++++ Material

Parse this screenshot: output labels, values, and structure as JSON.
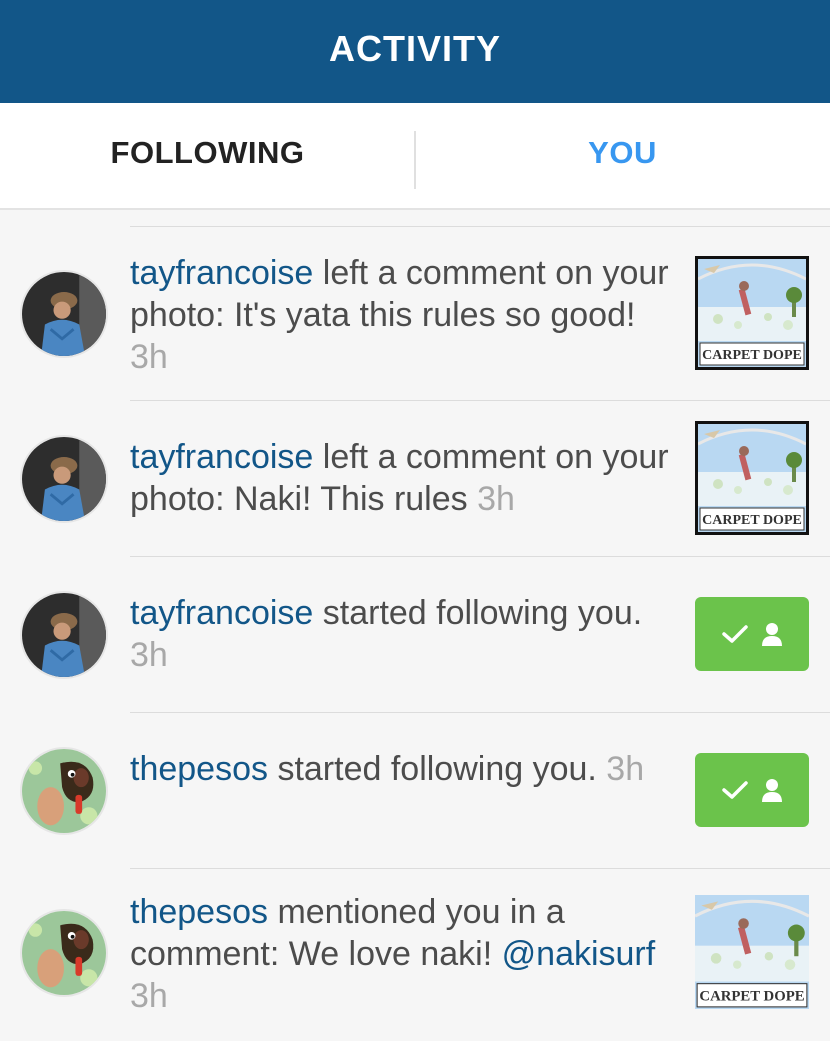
{
  "header": {
    "title": "ACTIVITY"
  },
  "tabs": [
    {
      "label": "FOLLOWING",
      "active": false
    },
    {
      "label": "YOU",
      "active": true
    }
  ],
  "colors": {
    "header": "#125688",
    "username": "#125688",
    "active_tab": "#3897f0",
    "follow_button": "#6bc34b",
    "time": "#a8a8a8"
  },
  "thumbnail": {
    "caption": "CARPET DOPE"
  },
  "feed": [
    {
      "avatar": "avatar-tayfrancoise",
      "username": "tayfrancoise",
      "text": " left a comment on your photo: It's yata this rules so good!",
      "time": "3h",
      "action": "photo-thumbnail"
    },
    {
      "avatar": "avatar-tayfrancoise",
      "username": "tayfrancoise",
      "text": " left a comment on your photo: Naki! This rules",
      "time": "3h",
      "action": "photo-thumbnail"
    },
    {
      "avatar": "avatar-tayfrancoise",
      "username": "tayfrancoise",
      "text": " started following you.",
      "time": "3h",
      "action": "following-button",
      "action_icons": [
        "check-icon",
        "person-icon"
      ]
    },
    {
      "avatar": "avatar-thepesos",
      "username": "thepesos",
      "text": " started following you.",
      "time": "3h",
      "action": "following-button",
      "action_icons": [
        "check-icon",
        "person-icon"
      ]
    },
    {
      "avatar": "avatar-thepesos",
      "username": "thepesos",
      "text": " mentioned you in a comment: We love naki! ",
      "mention": "@nakisurf",
      "time": "3h",
      "action": "photo-thumbnail"
    }
  ]
}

++++++++

> What is required: Copy the records above exactly, omitting every picture.

> Solution for this exercise:
Parse this screenshot: output labels, values, and structure as JSON.
{
  "header": {
    "title": "ACTIVITY"
  },
  "tabs": [
    {
      "label": "FOLLOWING",
      "active": false
    },
    {
      "label": "YOU",
      "active": true
    }
  ],
  "colors": {
    "header": "#125688",
    "username": "#125688",
    "active_tab": "#3897f0",
    "follow_button": "#6bc34b",
    "time": "#a8a8a8"
  },
  "thumbnail": {
    "caption": "CARPET DOPE"
  },
  "feed": [
    {
      "avatar": "avatar-tayfrancoise",
      "username": "tayfrancoise",
      "text": " left a comment on your photo: It's yata this rules so good!",
      "time": "3h",
      "action": "photo-thumbnail"
    },
    {
      "avatar": "avatar-tayfrancoise",
      "username": "tayfrancoise",
      "text": " left a comment on your photo: Naki! This rules",
      "time": "3h",
      "action": "photo-thumbnail"
    },
    {
      "avatar": "avatar-tayfrancoise",
      "username": "tayfrancoise",
      "text": " started following you.",
      "time": "3h",
      "action": "following-button",
      "action_icons": [
        "check-icon",
        "person-icon"
      ]
    },
    {
      "avatar": "avatar-thepesos",
      "username": "thepesos",
      "text": " started following you.",
      "time": "3h",
      "action": "following-button",
      "action_icons": [
        "check-icon",
        "person-icon"
      ]
    },
    {
      "avatar": "avatar-thepesos",
      "username": "thepesos",
      "text": " mentioned you in a comment: We love naki! ",
      "mention": "@nakisurf",
      "time": "3h",
      "action": "photo-thumbnail"
    }
  ]
}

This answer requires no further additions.